▶ Provided data
━━━━

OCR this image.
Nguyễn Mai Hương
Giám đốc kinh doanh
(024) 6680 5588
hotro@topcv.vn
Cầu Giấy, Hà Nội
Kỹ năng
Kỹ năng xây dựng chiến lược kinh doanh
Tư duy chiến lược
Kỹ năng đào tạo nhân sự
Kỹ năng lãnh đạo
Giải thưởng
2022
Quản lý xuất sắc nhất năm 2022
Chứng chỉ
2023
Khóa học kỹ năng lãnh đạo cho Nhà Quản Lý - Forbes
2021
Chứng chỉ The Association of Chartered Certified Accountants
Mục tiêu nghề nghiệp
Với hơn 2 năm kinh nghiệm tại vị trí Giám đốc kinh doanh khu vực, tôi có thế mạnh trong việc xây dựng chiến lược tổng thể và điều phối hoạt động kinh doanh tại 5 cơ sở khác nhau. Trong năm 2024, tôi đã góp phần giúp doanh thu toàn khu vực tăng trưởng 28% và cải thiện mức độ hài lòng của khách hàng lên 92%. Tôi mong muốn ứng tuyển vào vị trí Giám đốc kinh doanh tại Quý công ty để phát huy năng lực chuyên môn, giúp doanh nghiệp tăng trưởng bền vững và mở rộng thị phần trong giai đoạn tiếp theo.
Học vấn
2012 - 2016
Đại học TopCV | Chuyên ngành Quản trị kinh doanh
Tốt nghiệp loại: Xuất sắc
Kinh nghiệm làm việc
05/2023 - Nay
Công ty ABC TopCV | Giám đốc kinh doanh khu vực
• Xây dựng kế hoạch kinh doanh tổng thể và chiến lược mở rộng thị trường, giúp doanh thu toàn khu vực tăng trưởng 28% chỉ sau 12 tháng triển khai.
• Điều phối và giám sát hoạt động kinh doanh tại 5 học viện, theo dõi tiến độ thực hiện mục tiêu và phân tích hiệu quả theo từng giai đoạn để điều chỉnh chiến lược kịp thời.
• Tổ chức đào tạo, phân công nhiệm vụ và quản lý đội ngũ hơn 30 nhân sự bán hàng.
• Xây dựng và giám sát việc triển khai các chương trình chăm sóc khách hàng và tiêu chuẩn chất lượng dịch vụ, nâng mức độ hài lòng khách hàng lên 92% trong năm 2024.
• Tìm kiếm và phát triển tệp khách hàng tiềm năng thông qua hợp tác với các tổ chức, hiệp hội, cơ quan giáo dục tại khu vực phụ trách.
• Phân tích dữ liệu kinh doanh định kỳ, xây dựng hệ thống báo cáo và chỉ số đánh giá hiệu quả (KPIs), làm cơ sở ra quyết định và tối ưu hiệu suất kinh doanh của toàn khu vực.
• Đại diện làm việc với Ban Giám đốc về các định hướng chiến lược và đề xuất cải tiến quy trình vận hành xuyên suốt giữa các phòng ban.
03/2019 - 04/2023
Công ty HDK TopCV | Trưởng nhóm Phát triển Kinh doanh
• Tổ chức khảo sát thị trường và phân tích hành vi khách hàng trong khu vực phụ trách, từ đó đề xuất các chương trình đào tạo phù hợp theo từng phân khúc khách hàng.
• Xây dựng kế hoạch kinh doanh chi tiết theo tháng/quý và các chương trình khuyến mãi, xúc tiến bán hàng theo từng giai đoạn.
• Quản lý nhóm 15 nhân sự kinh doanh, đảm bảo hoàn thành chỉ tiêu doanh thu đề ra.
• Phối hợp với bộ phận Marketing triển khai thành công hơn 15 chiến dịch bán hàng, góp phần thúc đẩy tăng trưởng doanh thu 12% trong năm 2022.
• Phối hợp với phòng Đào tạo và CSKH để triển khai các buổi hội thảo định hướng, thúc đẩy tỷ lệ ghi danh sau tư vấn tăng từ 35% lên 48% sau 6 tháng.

━━━━

▶ What the exercise asks
Write out the data exactly as it stands.

▶ Result for this task
OCR this image.
Nguyễn Mai Hương
Giám đốc kinh doanh
(024) 6680 5588
hotro@topcv.vn
Cầu Giấy, Hà Nội
Kỹ năng
Kỹ năng xây dựng chiến lược kinh doanh
Tư duy chiến lược
Kỹ năng đào tạo nhân sự
Kỹ năng lãnh đạo
Giải thưởng
2022
Quản lý xuất sắc nhất năm 2022
Chứng chỉ
2023
Khóa học kỹ năng lãnh đạo cho Nhà Quản Lý - Forbes
2021
Chứng chỉ The Association of Chartered Certified Accountants
Mục tiêu nghề nghiệp
Với hơn 2 năm kinh nghiệm tại vị trí Giám đốc kinh doanh khu vực, tôi có thế mạnh trong việc xây dựng chiến lược tổng thể và điều phối hoạt động kinh doanh tại 5 cơ sở khác nhau. Trong năm 2024, tôi đã góp phần giúp doanh thu toàn khu vực tăng trưởng 28% và cải thiện mức độ hài lòng của khách hàng lên 92%. Tôi mong muốn ứng tuyển vào vị trí Giám đốc kinh doanh tại Quý công ty để phát huy năng lực chuyên môn, giúp doanh nghiệp tăng trưởng bền vững và mở rộng thị phần trong giai đoạn tiếp theo.
Học vấn
2012 - 2016
Đại học TopCV | Chuyên ngành Quản trị kinh doanh
Tốt nghiệp loại: Xuất sắc
Kinh nghiệm làm việc
05/2023 - Nay
Công ty ABC TopCV | Giám đốc kinh doanh khu vực
• Xây dựng kế hoạch kinh doanh tổng thể và chiến lược mở rộng thị trường, giúp doanh thu toàn khu vực tăng trưởng 28% chỉ sau 12 tháng triển khai.
• Điều phối và giám sát hoạt động kinh doanh tại 5 học viện, theo dõi tiến độ thực hiện mục tiêu và phân tích hiệu quả theo từng giai đoạn để điều chỉnh chiến lược kịp thời.
• Tổ chức đào tạo, phân công nhiệm vụ và quản lý đội ngũ hơn 30 nhân sự bán hàng.
• Xây dựng và giám sát việc triển khai các chương trình chăm sóc khách hàng và tiêu chuẩn chất lượng dịch vụ, nâng mức độ hài lòng khách hàng lên 92% trong năm 2024.
• Tìm kiếm và phát triển tệp khách hàng tiềm năng thông qua hợp tác với các tổ chức, hiệp hội, cơ quan giáo dục tại khu vực phụ trách.
• Phân tích dữ liệu kinh doanh định kỳ, xây dựng hệ thống báo cáo và chỉ số đánh giá hiệu quả (KPIs), làm cơ sở ra quyết định và tối ưu hiệu suất kinh doanh của toàn khu vực.
• Đại diện làm việc với Ban Giám đốc về các định hướng chiến lược và đề xuất cải tiến quy trình vận hành xuyên suốt giữa các phòng ban.
03/2019 - 04/2023
Công ty HDK TopCV | Trưởng nhóm Phát triển Kinh doanh
• Tổ chức khảo sát thị trường và phân tích hành vi khách hàng trong khu vực phụ trách, từ đó đề xuất các chương trình đào tạo phù hợp theo từng phân khúc khách hàng.
• Xây dựng kế hoạch kinh doanh chi tiết theo tháng/quý và các chương trình khuyến mãi, xúc tiến bán hàng theo từng giai đoạn.
• Quản lý nhóm 15 nhân sự kinh doanh, đảm bảo hoàn thành chỉ tiêu doanh thu đề ra.
• Phối hợp với bộ phận Marketing triển khai thành công hơn 15 chiến dịch bán hàng, góp phần thúc đẩy tăng trưởng doanh thu 12% trong năm 2022.
• Phối hợp với phòng Đào tạo và CSKH để triển khai các buổi hội thảo định hướng, thúc đẩy tỷ lệ ghi danh sau tư vấn tăng từ 35% lên 48% sau 6 tháng.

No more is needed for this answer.